# Requirement
Give the total number of lines with the word "Sources" in them, and no other words.

# Data to use

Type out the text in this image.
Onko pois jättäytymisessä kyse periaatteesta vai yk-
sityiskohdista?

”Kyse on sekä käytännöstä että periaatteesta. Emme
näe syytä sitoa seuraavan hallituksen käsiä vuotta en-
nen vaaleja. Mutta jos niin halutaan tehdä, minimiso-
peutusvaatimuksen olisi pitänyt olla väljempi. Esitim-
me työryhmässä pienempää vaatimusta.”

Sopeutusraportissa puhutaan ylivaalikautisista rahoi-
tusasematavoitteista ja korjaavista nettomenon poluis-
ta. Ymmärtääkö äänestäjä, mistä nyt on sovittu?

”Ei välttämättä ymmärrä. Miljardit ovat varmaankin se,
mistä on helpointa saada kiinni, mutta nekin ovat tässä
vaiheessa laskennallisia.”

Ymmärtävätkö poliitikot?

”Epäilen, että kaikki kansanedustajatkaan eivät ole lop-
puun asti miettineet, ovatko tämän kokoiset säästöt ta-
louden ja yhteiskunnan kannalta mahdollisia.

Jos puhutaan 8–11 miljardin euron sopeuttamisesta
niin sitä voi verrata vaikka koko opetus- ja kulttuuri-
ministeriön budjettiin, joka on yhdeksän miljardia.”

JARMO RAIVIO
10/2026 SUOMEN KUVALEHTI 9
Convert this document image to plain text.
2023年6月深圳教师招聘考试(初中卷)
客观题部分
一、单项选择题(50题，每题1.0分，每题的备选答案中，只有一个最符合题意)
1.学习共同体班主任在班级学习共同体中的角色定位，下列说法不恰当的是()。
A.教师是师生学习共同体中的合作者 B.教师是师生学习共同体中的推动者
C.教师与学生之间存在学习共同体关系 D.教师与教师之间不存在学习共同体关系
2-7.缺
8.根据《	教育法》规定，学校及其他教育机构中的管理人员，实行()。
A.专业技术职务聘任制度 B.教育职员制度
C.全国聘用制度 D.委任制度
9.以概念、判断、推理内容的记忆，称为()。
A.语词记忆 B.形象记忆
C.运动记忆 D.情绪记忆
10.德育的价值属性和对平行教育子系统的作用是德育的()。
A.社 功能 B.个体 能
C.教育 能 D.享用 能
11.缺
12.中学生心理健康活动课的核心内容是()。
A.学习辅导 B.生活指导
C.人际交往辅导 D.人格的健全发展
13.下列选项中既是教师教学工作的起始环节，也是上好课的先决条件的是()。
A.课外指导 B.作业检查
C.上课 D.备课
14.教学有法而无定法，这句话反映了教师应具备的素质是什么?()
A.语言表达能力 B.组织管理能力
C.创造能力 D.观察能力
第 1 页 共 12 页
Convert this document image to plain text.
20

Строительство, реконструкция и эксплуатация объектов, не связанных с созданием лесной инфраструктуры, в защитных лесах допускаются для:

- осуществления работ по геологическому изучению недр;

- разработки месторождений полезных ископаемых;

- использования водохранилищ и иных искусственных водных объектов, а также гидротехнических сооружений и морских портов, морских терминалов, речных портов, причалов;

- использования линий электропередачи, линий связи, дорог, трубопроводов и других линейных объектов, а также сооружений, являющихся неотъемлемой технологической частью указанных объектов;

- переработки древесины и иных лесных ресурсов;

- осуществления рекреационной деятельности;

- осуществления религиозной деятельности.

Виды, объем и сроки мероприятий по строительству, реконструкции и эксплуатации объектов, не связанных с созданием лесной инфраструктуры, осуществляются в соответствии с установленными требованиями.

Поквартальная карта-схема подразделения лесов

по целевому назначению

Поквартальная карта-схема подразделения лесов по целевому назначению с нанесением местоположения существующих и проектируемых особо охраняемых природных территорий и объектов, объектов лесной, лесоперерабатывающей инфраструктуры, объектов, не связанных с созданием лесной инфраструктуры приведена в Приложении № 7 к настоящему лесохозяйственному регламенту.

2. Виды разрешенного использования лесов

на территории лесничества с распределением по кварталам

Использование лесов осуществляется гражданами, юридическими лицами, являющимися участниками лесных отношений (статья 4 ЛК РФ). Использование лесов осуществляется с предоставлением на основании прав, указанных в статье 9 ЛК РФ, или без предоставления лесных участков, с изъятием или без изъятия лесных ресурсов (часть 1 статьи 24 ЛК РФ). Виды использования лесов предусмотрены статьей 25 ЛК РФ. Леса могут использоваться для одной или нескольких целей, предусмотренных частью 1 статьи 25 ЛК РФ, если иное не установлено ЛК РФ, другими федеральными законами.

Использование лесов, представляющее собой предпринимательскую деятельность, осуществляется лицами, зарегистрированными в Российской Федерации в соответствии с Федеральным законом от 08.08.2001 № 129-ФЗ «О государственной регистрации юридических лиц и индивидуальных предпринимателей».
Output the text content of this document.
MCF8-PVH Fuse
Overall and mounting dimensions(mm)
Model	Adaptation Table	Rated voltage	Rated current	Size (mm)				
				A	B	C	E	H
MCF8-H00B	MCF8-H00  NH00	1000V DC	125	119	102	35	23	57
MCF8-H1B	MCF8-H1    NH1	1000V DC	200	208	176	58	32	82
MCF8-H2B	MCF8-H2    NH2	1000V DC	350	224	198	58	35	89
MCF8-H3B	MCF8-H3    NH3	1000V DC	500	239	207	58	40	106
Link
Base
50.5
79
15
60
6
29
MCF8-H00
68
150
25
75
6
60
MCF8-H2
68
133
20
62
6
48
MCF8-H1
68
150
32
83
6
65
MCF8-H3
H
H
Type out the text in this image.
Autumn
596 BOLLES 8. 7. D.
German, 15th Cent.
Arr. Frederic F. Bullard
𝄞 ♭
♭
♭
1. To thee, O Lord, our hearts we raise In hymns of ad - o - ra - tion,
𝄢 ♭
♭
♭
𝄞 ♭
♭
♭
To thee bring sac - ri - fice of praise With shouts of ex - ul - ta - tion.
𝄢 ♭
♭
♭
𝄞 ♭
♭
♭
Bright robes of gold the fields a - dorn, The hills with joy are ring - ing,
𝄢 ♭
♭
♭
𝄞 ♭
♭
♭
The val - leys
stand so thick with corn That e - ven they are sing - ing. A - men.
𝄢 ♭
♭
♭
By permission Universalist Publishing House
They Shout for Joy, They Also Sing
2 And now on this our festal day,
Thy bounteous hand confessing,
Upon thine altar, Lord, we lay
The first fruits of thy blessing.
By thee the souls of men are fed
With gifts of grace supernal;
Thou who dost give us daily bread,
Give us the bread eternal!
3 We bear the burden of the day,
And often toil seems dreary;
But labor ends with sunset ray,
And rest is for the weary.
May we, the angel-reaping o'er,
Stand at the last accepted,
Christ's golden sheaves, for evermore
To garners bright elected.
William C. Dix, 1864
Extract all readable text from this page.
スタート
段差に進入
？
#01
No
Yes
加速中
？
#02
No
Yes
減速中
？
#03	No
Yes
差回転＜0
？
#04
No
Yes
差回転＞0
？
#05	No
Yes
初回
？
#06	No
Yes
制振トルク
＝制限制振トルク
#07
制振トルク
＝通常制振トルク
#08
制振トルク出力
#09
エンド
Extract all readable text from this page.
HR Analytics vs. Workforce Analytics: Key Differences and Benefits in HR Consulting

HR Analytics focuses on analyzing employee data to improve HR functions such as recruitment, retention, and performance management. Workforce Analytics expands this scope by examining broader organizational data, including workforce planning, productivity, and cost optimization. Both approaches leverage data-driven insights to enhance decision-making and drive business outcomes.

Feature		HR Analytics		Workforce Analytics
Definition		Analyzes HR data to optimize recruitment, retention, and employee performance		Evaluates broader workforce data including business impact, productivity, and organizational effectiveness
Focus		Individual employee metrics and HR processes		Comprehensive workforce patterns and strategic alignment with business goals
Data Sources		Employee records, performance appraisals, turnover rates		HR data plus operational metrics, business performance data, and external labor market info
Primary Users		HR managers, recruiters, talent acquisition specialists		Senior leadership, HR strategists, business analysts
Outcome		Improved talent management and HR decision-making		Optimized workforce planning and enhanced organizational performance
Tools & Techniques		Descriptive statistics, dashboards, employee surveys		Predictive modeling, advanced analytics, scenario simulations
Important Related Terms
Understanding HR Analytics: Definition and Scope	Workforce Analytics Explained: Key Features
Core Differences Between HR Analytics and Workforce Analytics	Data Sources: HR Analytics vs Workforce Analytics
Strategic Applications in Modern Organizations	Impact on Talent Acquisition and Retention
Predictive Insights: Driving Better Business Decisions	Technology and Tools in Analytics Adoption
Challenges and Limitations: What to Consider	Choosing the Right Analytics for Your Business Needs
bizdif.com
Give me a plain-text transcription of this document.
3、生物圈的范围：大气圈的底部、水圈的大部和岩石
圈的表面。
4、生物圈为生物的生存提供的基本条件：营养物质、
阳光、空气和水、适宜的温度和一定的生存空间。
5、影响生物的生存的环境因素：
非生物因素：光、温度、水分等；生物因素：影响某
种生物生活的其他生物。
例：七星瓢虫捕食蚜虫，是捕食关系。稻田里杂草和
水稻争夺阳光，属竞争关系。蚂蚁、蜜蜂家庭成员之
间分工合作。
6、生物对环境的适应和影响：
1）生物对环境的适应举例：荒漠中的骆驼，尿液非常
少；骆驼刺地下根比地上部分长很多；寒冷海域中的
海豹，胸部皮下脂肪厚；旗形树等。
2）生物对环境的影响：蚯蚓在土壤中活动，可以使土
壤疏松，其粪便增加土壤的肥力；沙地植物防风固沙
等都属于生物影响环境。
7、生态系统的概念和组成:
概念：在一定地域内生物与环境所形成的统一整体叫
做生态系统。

# Written solution
2